Exercise instructions »
Within the records that follow, find every line containing the string "اسمى". Copy those lines.

Given entries »
------------
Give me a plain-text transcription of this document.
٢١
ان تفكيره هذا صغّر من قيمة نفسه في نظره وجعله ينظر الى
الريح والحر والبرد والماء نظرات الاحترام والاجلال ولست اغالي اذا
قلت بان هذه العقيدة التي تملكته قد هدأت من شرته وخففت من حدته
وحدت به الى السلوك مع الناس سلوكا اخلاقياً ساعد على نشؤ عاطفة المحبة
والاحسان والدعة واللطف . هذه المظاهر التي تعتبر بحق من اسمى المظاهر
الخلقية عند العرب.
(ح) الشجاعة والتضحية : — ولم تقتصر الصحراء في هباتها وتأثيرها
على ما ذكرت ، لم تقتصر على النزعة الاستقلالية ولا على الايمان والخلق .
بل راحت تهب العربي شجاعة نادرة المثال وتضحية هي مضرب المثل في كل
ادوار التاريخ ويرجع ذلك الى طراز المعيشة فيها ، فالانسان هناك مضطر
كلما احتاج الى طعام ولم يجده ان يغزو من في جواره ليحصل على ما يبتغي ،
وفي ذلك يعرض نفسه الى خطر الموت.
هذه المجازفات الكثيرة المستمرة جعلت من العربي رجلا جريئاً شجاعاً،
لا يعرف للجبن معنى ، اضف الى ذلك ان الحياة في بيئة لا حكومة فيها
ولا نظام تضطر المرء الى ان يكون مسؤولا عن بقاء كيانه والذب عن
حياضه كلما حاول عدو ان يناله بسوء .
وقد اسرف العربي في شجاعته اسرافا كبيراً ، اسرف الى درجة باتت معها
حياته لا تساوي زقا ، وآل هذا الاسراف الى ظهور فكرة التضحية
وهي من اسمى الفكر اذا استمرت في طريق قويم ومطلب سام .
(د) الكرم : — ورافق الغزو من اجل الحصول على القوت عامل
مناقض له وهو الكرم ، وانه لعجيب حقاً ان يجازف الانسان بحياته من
------------
Worked answer »
والاحسان والدعة واللطف . هذه المظاهر التي تعتبر بحق من اسمى المظاهر
وهي من اسمى الفكر اذا استمرت في طريق قويم ومطلب سام .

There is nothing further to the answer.